§ Task details:
Repeat each entry in full, exactly.

==== Material for this exercise ====

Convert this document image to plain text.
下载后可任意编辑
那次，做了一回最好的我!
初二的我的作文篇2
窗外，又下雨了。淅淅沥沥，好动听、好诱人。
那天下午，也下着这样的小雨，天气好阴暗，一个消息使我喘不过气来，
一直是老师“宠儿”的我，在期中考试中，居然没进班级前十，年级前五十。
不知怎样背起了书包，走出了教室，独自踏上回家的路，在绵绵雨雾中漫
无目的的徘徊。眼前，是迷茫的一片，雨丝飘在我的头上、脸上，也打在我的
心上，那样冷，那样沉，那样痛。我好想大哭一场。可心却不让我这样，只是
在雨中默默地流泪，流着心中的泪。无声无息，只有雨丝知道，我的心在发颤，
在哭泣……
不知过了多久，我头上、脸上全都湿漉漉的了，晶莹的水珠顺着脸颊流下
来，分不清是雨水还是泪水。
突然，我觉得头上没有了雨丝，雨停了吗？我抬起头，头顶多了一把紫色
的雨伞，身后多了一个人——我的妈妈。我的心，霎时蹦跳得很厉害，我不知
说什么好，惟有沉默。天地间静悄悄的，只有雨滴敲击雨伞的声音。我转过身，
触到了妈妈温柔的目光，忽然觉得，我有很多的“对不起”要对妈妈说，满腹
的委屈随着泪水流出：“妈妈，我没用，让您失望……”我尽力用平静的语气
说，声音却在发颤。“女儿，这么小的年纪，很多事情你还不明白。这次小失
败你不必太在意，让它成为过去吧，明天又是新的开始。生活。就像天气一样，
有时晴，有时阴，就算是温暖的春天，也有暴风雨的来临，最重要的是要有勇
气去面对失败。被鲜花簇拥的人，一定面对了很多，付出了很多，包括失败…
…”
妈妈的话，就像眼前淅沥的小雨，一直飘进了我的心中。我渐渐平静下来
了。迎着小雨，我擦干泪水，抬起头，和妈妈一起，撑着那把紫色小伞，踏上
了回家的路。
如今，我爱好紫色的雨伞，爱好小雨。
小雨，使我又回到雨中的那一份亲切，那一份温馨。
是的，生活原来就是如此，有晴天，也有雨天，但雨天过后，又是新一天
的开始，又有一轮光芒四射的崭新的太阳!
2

====

§ The result:
Convert this document image to plain text.
下载后可任意编辑
那次，做了一回最好的我!
初二的我的作文篇2
窗外，又下雨了。淅淅沥沥，好动听、好诱人。
那天下午，也下着这样的小雨，天气好阴暗，一个消息使我喘不过气来，
一直是老师“宠儿”的我，在期中考试中，居然没进班级前十，年级前五十。
不知怎样背起了书包，走出了教室，独自踏上回家的路，在绵绵雨雾中漫
无目的的徘徊。眼前，是迷茫的一片，雨丝飘在我的头上、脸上，也打在我的
心上，那样冷，那样沉，那样痛。我好想大哭一场。可心却不让我这样，只是
在雨中默默地流泪，流着心中的泪。无声无息，只有雨丝知道，我的心在发颤，
在哭泣……
不知过了多久，我头上、脸上全都湿漉漉的了，晶莹的水珠顺着脸颊流下
来，分不清是雨水还是泪水。
突然，我觉得头上没有了雨丝，雨停了吗？我抬起头，头顶多了一把紫色
的雨伞，身后多了一个人——我的妈妈。我的心，霎时蹦跳得很厉害，我不知
说什么好，惟有沉默。天地间静悄悄的，只有雨滴敲击雨伞的声音。我转过身，
触到了妈妈温柔的目光，忽然觉得，我有很多的“对不起”要对妈妈说，满腹
的委屈随着泪水流出：“妈妈，我没用，让您失望……”我尽力用平静的语气
说，声音却在发颤。“女儿，这么小的年纪，很多事情你还不明白。这次小失
败你不必太在意，让它成为过去吧，明天又是新的开始。生活。就像天气一样，
有时晴，有时阴，就算是温暖的春天，也有暴风雨的来临，最重要的是要有勇
气去面对失败。被鲜花簇拥的人，一定面对了很多，付出了很多，包括失败…
…”
妈妈的话，就像眼前淅沥的小雨，一直飘进了我的心中。我渐渐平静下来
了。迎着小雨，我擦干泪水，抬起头，和妈妈一起，撑着那把紫色小伞，踏上
了回家的路。
如今，我爱好紫色的雨伞，爱好小雨。
小雨，使我又回到雨中的那一份亲切，那一份温馨。
是的，生活原来就是如此，有晴天，也有雨天，但雨天过后，又是新一天
的开始，又有一轮光芒四射的崭新的太阳!
2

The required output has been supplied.